▶ _Written instruction_: Below is a listing to transcribe in full and exactly; keep the pictures out.

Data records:

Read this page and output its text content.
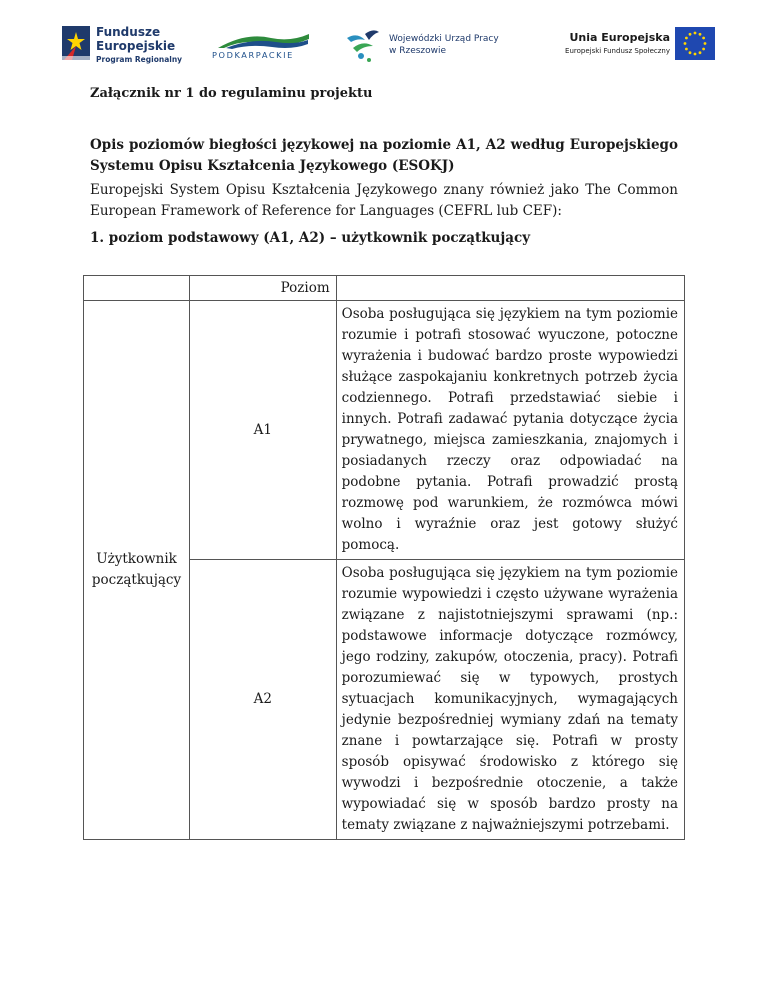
Fundusze
Europejskie
Program Regionalny	PODKARPACKIE
Wojewódzki Urząd Pracy
w Rzeszowie
Unia Europejska
Europejski Fundusz Społeczny
Załącznik nr 1 do regulaminu projektu
Opis poziomów biegłości językowej na poziomie A1, A2 według Europejskiego Systemu Opisu Kształcenia Językowego (ESOKJ)
Europejski System Opisu Kształcenia Językowego znany również jako The Common European Framework of Reference for Languages (CEFRL lub CEF):
1. poziom podstawowy (A1, A2) – użytkownik początkujący
	Poziom	
Użytkownik początkujący	A1	Osoba posługująca się językiem na tym poziomie rozumie i potrafi stosować wyuczone, potoczne wyrażenia i budować bardzo proste wypowiedzi służące zaspokajaniu konkretnych potrzeb życia codziennego. Potrafi przedstawiać siebie i innych. Potrafi zadawać pytania dotyczące życia prywatnego, miejsca zamieszkania, znajomych i posiadanych rzeczy oraz odpowiadać na podobne pytania. Potrafi prowadzić prostą rozmowę pod warunkiem, że rozmówca mówi wolno i wyraźnie oraz jest gotowy służyć pomocą.

	A2	Osoba posługująca się językiem na tym poziomie rozumie wypowiedzi i często używane wyrażenia związane z najistotniejszymi sprawami (np.: podstawowe informacje dotyczące rozmówcy, jego rodziny, zakupów, otoczenia, pracy). Potrafi porozumiewać się w typowych, prostych sytuacjach komunikacyjnych, wymagających jedynie bezpośredniej wymiany zdań na tematy znane i powtarzające się. Potrafi w prosty sposób opisywać środowisko z którego się wywodzi i bezpośrednie otoczenie, a także wypowiadać się w sposób bardzo prosty na tematy związane z najważniejszymi potrzebami.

▶ _Solution below_:
Read this page and output its text content.
Fundusze
Europejskie
Program Regionalny	PODKARPACKIE
Wojewódzki Urząd Pracy
w Rzeszowie
Unia Europejska
Europejski Fundusz Społeczny
Załącznik nr 1 do regulaminu projektu
Opis poziomów biegłości językowej na poziomie A1, A2 według Europejskiego Systemu Opisu Kształcenia Językowego (ESOKJ)
Europejski System Opisu Kształcenia Językowego znany również jako The Common European Framework of Reference for Languages (CEFRL lub CEF):
1. poziom podstawowy (A1, A2) – użytkownik początkujący
	Poziom	
Użytkownik początkujący	A1	Osoba posługująca się językiem na tym poziomie rozumie i potrafi stosować wyuczone, potoczne wyrażenia i budować bardzo proste wypowiedzi służące zaspokajaniu konkretnych potrzeb życia codziennego. Potrafi przedstawiać siebie i innych. Potrafi zadawać pytania dotyczące życia prywatnego, miejsca zamieszkania, znajomych i posiadanych rzeczy oraz odpowiadać na podobne pytania. Potrafi prowadzić prostą rozmowę pod warunkiem, że rozmówca mówi wolno i wyraźnie oraz jest gotowy służyć pomocą.

	A2	Osoba posługująca się językiem na tym poziomie rozumie wypowiedzi i często używane wyrażenia związane z najistotniejszymi sprawami (np.: podstawowe informacje dotyczące rozmówcy, jego rodziny, zakupów, otoczenia, pracy). Potrafi porozumiewać się w typowych, prostych sytuacjach komunikacyjnych, wymagających jedynie bezpośredniej wymiany zdań na tematy znane i powtarzające się. Potrafi w prosty sposób opisywać środowisko z którego się wywodzi i bezpośrednie otoczenie, a także wypowiadać się w sposób bardzo prosty na tematy związane z najważniejszymi potrzebami.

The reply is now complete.